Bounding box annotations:

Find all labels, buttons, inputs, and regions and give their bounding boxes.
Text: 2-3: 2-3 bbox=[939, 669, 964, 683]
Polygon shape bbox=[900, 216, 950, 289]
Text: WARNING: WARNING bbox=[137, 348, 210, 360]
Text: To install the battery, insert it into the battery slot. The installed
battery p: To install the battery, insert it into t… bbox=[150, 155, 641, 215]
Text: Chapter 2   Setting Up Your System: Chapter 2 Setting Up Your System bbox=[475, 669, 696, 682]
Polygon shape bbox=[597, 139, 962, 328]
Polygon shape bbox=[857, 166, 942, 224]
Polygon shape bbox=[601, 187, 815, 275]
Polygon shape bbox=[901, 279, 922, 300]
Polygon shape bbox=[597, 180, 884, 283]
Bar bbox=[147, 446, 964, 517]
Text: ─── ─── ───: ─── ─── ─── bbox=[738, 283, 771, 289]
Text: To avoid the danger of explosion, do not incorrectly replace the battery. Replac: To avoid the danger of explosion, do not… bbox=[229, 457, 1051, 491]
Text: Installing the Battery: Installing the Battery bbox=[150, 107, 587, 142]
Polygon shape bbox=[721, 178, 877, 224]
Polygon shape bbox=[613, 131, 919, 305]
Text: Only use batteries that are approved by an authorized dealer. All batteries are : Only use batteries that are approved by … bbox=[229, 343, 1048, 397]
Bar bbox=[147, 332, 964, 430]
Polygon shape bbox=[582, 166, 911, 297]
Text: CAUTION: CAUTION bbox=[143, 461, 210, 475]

▶ DESCRIPTION OF THE TASK
Lay out the data as a Markdown table with the columns "No." and "Line", starting at the first line of the data and ending at the line that contains "Polygon shape bbox=[901, 279, 922, 300]". Number each row, and leave out any blank lines.

▶ RESULT BELOW
| No. | Line |
|---|---|
| 1 | Find all labels, buttons, inputs, and regions and give their bounding boxes. |
| 2 | Text: 2-3: 2-3 bbox=[939, 669, 964, 683] |
| 3 | Polygon shape bbox=[900, 216, 950, 289] |
| 4 | Text: WARNING: WARNING bbox=[137, 348, 210, 360] |
| 5 | Text: To install the battery, insert it into the battery slot. The installed |
| 6 | battery p: To install the battery, insert it into t… bbox=[150, 155, 641, 215] |
| 7 | Text: Chapter 2   Setting Up Your System: Chapter 2 Setting Up Your System bbox=[475, 669, 696, 682] |
| 8 | Polygon shape bbox=[597, 139, 962, 328] |
| 9 | Polygon shape bbox=[857, 166, 942, 224] |
| 10 | Polygon shape bbox=[601, 187, 815, 275] |
| 11 | Polygon shape bbox=[901, 279, 922, 300] |